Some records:

-.-.-

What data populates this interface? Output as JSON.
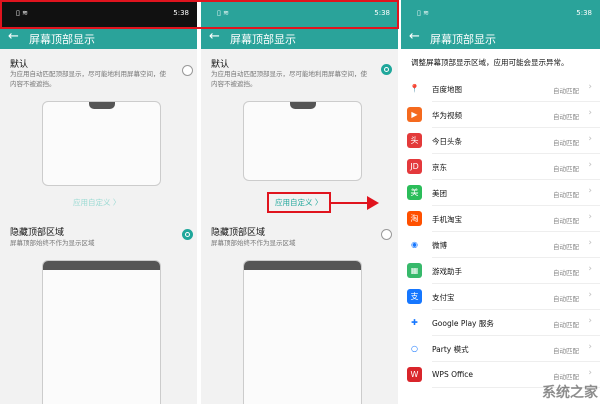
{
  "status": {
    "time": "5:38",
    "battery": "86"
  },
  "title": "屏幕顶部显示",
  "options": {
    "default_title": "默认",
    "default_desc": "为应用自动匹配顶部显示，尽可能地利用屏幕空间，使内容不被遮挡。",
    "hide_title": "隐藏顶部区域",
    "hide_desc": "屏幕顶部始终不作为显示区域"
  },
  "custom_link": "应用自定义 〉",
  "list_header": "调整屏幕顶部显示区域，应用可能会显示异常。",
  "apps": [
    {
      "name": "百度地图",
      "mode": "自动匹配",
      "icon": "map-pin-icon",
      "color": "#ffffff",
      "glyph": "📍"
    },
    {
      "name": "华为视频",
      "mode": "自动匹配",
      "icon": "play-icon",
      "color": "#f56a1e",
      "glyph": "▶"
    },
    {
      "name": "今日头条",
      "mode": "自动匹配",
      "icon": "toutiao-icon",
      "color": "#e33a3a",
      "glyph": "头条"
    },
    {
      "name": "京东",
      "mode": "自动匹配",
      "icon": "jd-icon",
      "color": "#e4393c",
      "glyph": "JD"
    },
    {
      "name": "美团",
      "mode": "自动匹配",
      "icon": "meituan-icon",
      "color": "#2bbd5a",
      "glyph": "美团"
    },
    {
      "name": "手机淘宝",
      "mode": "自动匹配",
      "icon": "taobao-icon",
      "color": "#ff5000",
      "glyph": "淘"
    },
    {
      "name": "微博",
      "mode": "自动匹配",
      "icon": "weibo-icon",
      "color": "#ffffff",
      "glyph": "◉"
    },
    {
      "name": "游戏助手",
      "mode": "自动匹配",
      "icon": "game-icon",
      "color": "#37b96b",
      "glyph": "▦"
    },
    {
      "name": "支付宝",
      "mode": "自动匹配",
      "icon": "alipay-icon",
      "color": "#1677ff",
      "glyph": "支"
    },
    {
      "name": "Google Play 服务",
      "mode": "自动匹配",
      "icon": "puzzle-icon",
      "color": "#ffffff",
      "glyph": "✚"
    },
    {
      "name": "Party 模式",
      "mode": "自动匹配",
      "icon": "party-icon",
      "color": "#ffffff",
      "glyph": "○"
    },
    {
      "name": "WPS Office",
      "mode": "自动匹配",
      "icon": "wps-icon",
      "color": "#d9252b",
      "glyph": "W"
    }
  ],
  "watermark": "系统之家"
}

-.-.-

WHAT TO WORK ON:
Take the listing above and print it exactly, apart from the pictures.

ANSWER TO THIS TASK:
What data populates this interface? Output as JSON.
{
  "status": {
    "time": "5:38",
    "battery": "86"
  },
  "title": "屏幕顶部显示",
  "options": {
    "default_title": "默认",
    "default_desc": "为应用自动匹配顶部显示，尽可能地利用屏幕空间，使内容不被遮挡。",
    "hide_title": "隐藏顶部区域",
    "hide_desc": "屏幕顶部始终不作为显示区域"
  },
  "custom_link": "应用自定义 〉",
  "list_header": "调整屏幕顶部显示区域，应用可能会显示异常。",
  "apps": [
    {
      "name": "百度地图",
      "mode": "自动匹配",
      "icon": "map-pin-icon",
      "color": "#ffffff",
      "glyph": "📍"
    },
    {
      "name": "华为视频",
      "mode": "自动匹配",
      "icon": "play-icon",
      "color": "#f56a1e",
      "glyph": "▶"
    },
    {
      "name": "今日头条",
      "mode": "自动匹配",
      "icon": "toutiao-icon",
      "color": "#e33a3a",
      "glyph": "头条"
    },
    {
      "name": "京东",
      "mode": "自动匹配",
      "icon": "jd-icon",
      "color": "#e4393c",
      "glyph": "JD"
    },
    {
      "name": "美团",
      "mode": "自动匹配",
      "icon": "meituan-icon",
      "color": "#2bbd5a",
      "glyph": "美团"
    },
    {
      "name": "手机淘宝",
      "mode": "自动匹配",
      "icon": "taobao-icon",
      "color": "#ff5000",
      "glyph": "淘"
    },
    {
      "name": "微博",
      "mode": "自动匹配",
      "icon": "weibo-icon",
      "color": "#ffffff",
      "glyph": "◉"
    },
    {
      "name": "游戏助手",
      "mode": "自动匹配",
      "icon": "game-icon",
      "color": "#37b96b",
      "glyph": "▦"
    },
    {
      "name": "支付宝",
      "mode": "自动匹配",
      "icon": "alipay-icon",
      "color": "#1677ff",
      "glyph": "支"
    },
    {
      "name": "Google Play 服务",
      "mode": "自动匹配",
      "icon": "puzzle-icon",
      "color": "#ffffff",
      "glyph": "✚"
    },
    {
      "name": "Party 模式",
      "mode": "自动匹配",
      "icon": "party-icon",
      "color": "#ffffff",
      "glyph": "○"
    },
    {
      "name": "WPS Office",
      "mode": "自动匹配",
      "icon": "wps-icon",
      "color": "#d9252b",
      "glyph": "W"
    }
  ],
  "watermark": "系统之家"
}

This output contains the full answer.